>> start

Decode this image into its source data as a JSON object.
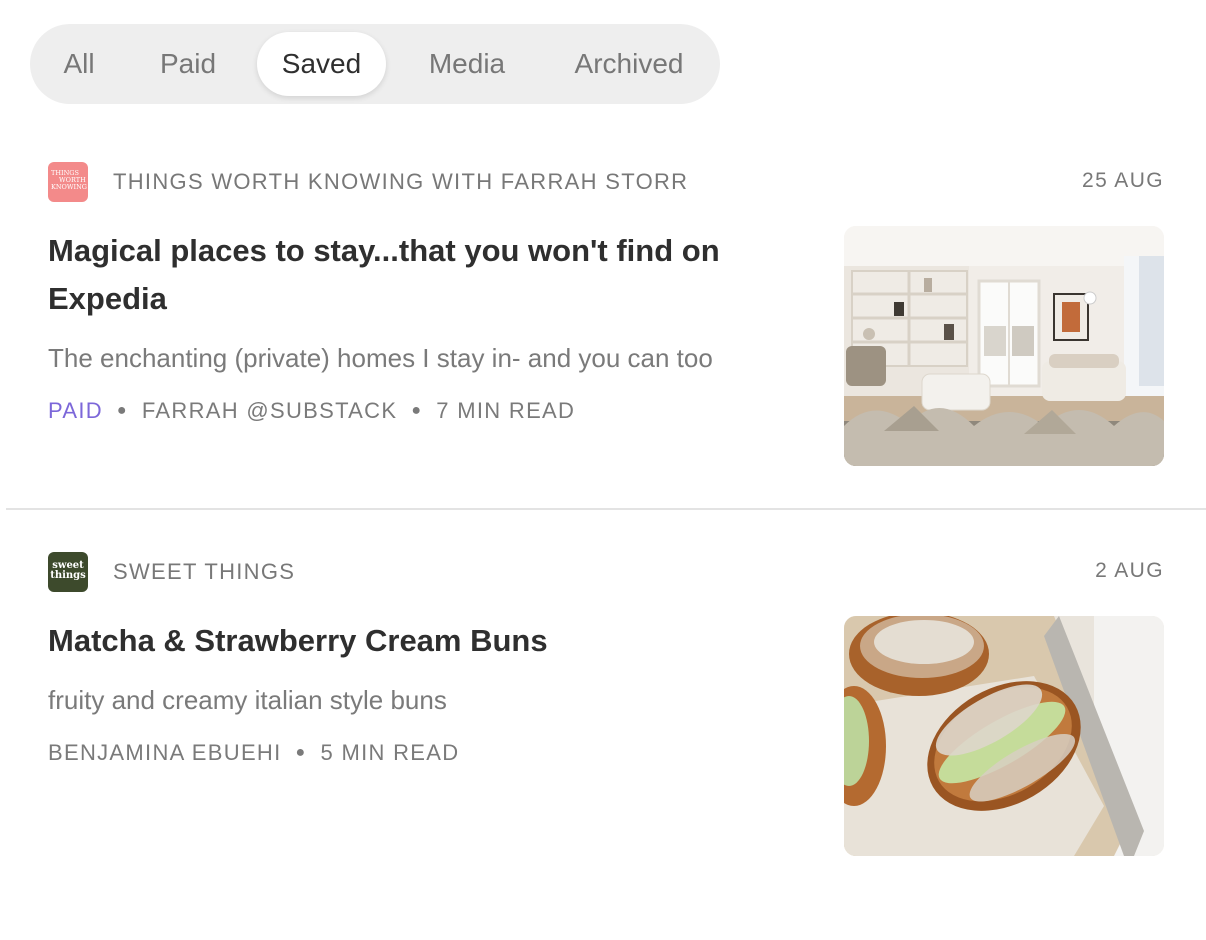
{
  "tabs": [
    {
      "label": "All",
      "active": false
    },
    {
      "label": "Paid",
      "active": false
    },
    {
      "label": "Saved",
      "active": true
    },
    {
      "label": "Media",
      "active": false
    },
    {
      "label": "Archived",
      "active": false
    }
  ],
  "posts": [
    {
      "publication": "THINGS WORTH KNOWING WITH FARRAH STORR",
      "logo_lines": [
        "THINGS",
        "WORTH",
        "KNOWING"
      ],
      "logo_color": "#f38a8a",
      "date": "25 AUG",
      "title": "Magical places to stay...that you won't find on Expedia",
      "subtitle": "The enchanting (private) homes I stay in- and you can too",
      "paid_label": "PAID",
      "author": "FARRAH @SUBSTACK",
      "read_time": "7 MIN READ",
      "thumbnail": "living-room-photo"
    },
    {
      "publication": "SWEET THINGS",
      "logo_lines": [
        "sweet",
        "things"
      ],
      "logo_color": "#3d4a2c",
      "date": "2 AUG",
      "title": "Matcha & Strawberry Cream Buns",
      "subtitle": "fruity and creamy italian style buns",
      "author": "BENJAMINA EBUEHI",
      "read_time": "5 MIN READ",
      "thumbnail": "matcha-buns-photo"
    }
  ],
  "colors": {
    "paid_accent": "#7c67d9",
    "muted_text": "#787878",
    "title_text": "#2f2f2f",
    "tab_bar_bg": "#eeeeee"
  }
}
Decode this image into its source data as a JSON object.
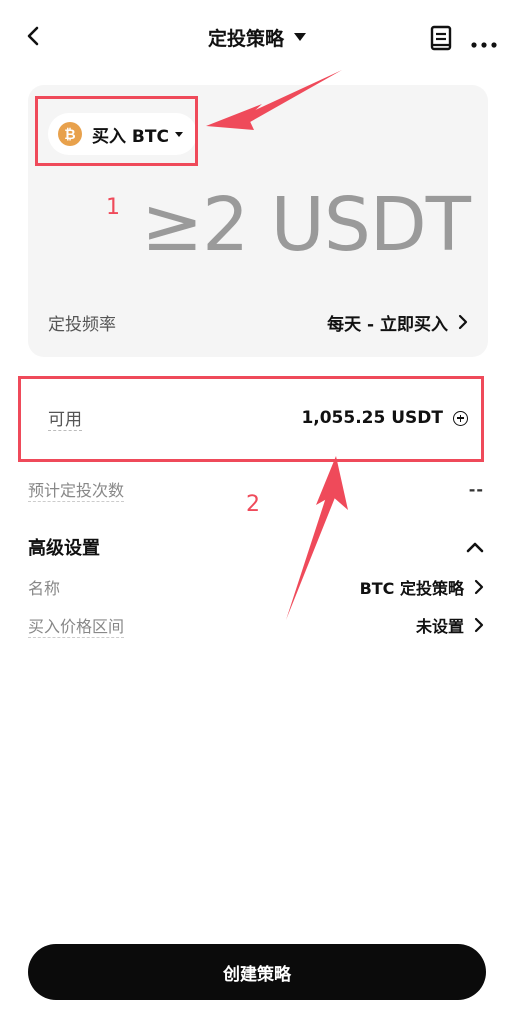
{
  "header": {
    "title": "定投策略",
    "back_icon": "chevron-left-icon",
    "doc_icon": "document-icon",
    "more_icon": "more-icon"
  },
  "card": {
    "asset_label": "买入 BTC",
    "coin_symbol": "₿",
    "amount_placeholder": "≥2 USDT",
    "frequency_label": "定投频率",
    "frequency_value": "每天 - 立即买入"
  },
  "available": {
    "label": "可用",
    "value": "1,055.25 USDT"
  },
  "estimated": {
    "label": "预计定投次数",
    "value": "--"
  },
  "advanced": {
    "title": "高级设置",
    "name_label": "名称",
    "name_value": "BTC 定投策略",
    "price_label": "买入价格区间",
    "price_value": "未设置"
  },
  "annotations": {
    "note1": "1",
    "note2": "2",
    "color": "#ef4a5a"
  },
  "cta": {
    "label": "创建策略"
  },
  "colors": {
    "accent": "#0b0b0b",
    "btc": "#e8a14c",
    "card_bg": "#f5f5f5"
  }
}
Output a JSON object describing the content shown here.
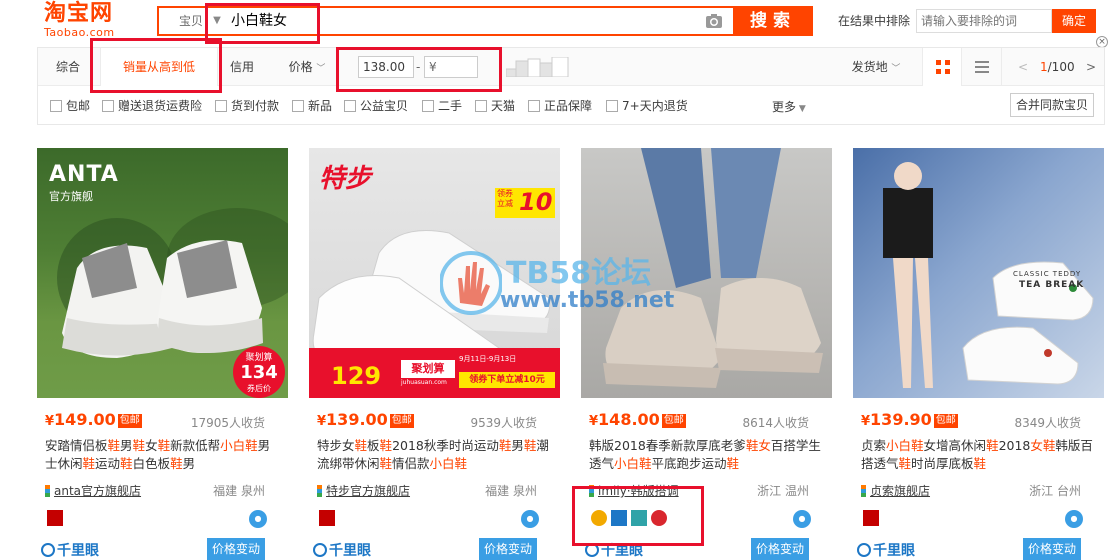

>> end

▶ _GOAL_
Locate all lines that include the word "WORTH" and copy them out.

▶ _PROBLEM SOLUTION_
      "publication": "THINGS WORTH KNOWING WITH FARRAH STORR",
        "WORTH",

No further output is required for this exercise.